PROBLEM TO WORK ON:
Your task is to filter the data below down to the lines holding "this".

SOURCE MATERIAL:
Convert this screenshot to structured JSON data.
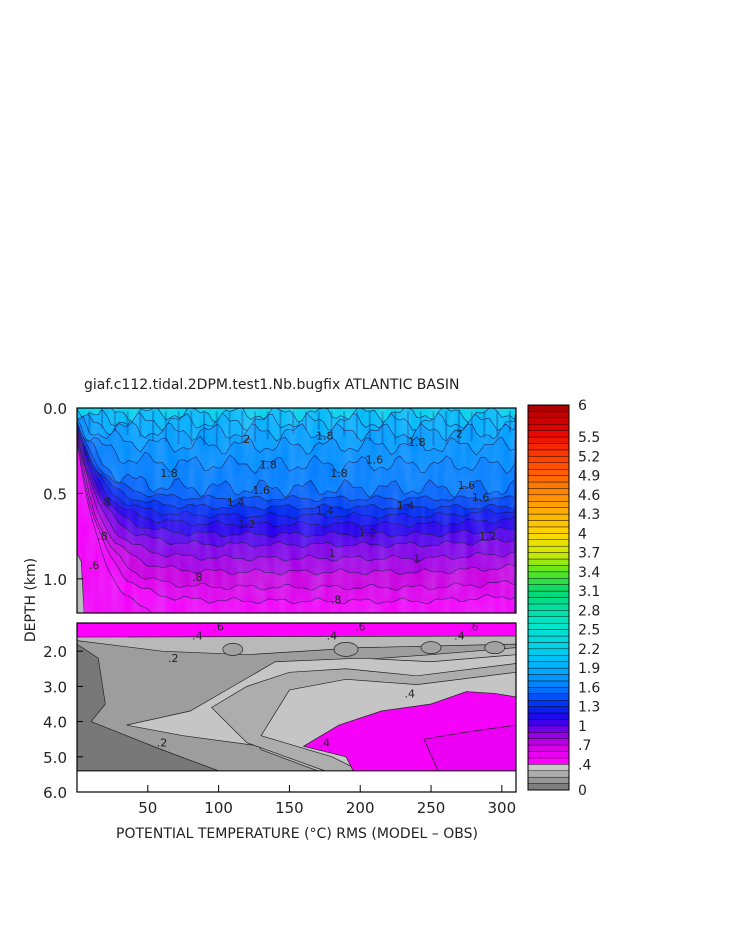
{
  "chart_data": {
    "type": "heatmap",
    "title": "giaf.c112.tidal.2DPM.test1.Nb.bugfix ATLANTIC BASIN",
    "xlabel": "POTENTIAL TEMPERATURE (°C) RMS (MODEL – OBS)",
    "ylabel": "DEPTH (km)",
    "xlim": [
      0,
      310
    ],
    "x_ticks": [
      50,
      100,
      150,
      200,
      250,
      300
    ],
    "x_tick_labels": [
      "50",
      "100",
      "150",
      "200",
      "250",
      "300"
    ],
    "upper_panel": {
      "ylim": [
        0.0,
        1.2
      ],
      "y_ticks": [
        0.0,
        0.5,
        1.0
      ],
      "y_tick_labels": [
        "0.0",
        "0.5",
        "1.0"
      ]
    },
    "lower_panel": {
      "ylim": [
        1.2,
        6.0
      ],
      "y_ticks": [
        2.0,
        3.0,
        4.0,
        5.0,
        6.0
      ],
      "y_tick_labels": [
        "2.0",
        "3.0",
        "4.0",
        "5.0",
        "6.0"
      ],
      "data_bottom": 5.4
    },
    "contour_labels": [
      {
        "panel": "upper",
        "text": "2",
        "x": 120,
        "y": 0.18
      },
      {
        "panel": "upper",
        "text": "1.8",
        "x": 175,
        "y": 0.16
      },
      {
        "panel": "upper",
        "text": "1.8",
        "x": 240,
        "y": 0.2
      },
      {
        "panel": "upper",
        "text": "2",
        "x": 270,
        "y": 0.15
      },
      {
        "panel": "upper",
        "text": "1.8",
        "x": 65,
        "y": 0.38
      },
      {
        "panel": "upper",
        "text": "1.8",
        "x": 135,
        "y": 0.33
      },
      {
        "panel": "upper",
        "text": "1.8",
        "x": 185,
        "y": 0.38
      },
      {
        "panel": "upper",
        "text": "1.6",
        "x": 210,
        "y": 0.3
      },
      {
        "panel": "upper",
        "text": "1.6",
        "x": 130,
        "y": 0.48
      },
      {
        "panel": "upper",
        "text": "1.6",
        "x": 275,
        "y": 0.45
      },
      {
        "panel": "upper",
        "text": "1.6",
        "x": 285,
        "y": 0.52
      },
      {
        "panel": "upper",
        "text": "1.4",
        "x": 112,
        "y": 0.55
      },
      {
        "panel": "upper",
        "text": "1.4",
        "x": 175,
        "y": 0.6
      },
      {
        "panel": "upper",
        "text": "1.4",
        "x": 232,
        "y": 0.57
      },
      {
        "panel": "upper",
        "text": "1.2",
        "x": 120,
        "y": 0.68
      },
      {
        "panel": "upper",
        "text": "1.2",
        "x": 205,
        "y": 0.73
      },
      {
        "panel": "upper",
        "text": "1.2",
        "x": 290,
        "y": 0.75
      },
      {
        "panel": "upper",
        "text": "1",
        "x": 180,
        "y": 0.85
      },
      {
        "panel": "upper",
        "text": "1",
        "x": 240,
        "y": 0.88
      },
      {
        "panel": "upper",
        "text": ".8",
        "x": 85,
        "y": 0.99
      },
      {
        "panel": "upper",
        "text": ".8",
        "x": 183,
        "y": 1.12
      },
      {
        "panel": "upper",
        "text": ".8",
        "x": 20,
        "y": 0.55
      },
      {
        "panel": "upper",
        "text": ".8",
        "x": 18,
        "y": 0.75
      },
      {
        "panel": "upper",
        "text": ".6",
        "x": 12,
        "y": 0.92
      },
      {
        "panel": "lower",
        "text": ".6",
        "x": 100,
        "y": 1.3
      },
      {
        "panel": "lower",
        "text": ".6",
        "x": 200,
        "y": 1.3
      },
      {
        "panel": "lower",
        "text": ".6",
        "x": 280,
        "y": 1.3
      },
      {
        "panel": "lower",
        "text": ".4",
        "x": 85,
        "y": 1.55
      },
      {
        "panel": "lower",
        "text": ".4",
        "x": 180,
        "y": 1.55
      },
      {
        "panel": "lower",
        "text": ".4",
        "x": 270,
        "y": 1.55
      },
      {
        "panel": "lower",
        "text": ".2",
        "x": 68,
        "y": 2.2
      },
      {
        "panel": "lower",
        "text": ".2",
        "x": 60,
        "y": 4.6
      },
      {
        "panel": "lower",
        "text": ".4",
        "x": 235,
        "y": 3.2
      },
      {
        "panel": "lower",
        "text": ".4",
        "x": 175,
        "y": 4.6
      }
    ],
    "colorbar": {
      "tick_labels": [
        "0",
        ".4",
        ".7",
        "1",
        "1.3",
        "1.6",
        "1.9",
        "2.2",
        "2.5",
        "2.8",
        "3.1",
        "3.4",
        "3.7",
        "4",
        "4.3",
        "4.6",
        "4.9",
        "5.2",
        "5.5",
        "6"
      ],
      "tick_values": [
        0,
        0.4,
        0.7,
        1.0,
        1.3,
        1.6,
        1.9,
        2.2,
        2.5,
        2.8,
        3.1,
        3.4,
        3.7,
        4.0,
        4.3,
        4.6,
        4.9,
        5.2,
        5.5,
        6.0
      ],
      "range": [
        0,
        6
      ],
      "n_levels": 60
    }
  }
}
...
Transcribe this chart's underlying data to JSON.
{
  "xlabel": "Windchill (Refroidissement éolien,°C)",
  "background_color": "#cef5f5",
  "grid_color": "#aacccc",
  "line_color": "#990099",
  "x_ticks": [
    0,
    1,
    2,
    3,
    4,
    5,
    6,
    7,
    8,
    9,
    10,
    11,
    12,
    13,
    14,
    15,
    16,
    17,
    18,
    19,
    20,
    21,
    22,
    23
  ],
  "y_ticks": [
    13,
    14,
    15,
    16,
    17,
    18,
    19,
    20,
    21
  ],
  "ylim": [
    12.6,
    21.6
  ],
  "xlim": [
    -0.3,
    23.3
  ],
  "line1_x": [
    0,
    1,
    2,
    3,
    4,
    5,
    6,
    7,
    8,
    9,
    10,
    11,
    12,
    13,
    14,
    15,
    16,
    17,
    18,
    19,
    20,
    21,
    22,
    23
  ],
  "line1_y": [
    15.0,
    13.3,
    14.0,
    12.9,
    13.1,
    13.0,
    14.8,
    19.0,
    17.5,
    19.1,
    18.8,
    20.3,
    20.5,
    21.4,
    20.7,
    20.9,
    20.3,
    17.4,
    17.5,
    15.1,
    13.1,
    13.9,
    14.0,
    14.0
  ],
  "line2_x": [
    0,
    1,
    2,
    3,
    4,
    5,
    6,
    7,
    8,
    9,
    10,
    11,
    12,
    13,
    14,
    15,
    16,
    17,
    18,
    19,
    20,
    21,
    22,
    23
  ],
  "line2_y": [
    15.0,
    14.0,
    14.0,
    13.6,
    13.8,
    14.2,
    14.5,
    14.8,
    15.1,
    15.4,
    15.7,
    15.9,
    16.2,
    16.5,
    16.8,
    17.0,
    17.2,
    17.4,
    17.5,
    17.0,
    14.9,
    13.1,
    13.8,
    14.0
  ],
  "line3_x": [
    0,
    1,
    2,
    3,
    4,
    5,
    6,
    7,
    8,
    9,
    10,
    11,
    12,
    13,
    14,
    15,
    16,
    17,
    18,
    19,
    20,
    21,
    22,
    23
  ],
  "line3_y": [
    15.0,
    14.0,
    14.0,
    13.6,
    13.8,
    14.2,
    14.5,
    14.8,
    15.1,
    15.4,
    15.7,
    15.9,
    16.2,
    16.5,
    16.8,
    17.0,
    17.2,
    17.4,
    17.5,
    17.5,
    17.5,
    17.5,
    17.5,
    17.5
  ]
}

SOLUTION TO THE PROBLEM:
Convert this screenshot to structured JSON data.
Transcribe this chart's underlying data to JSON.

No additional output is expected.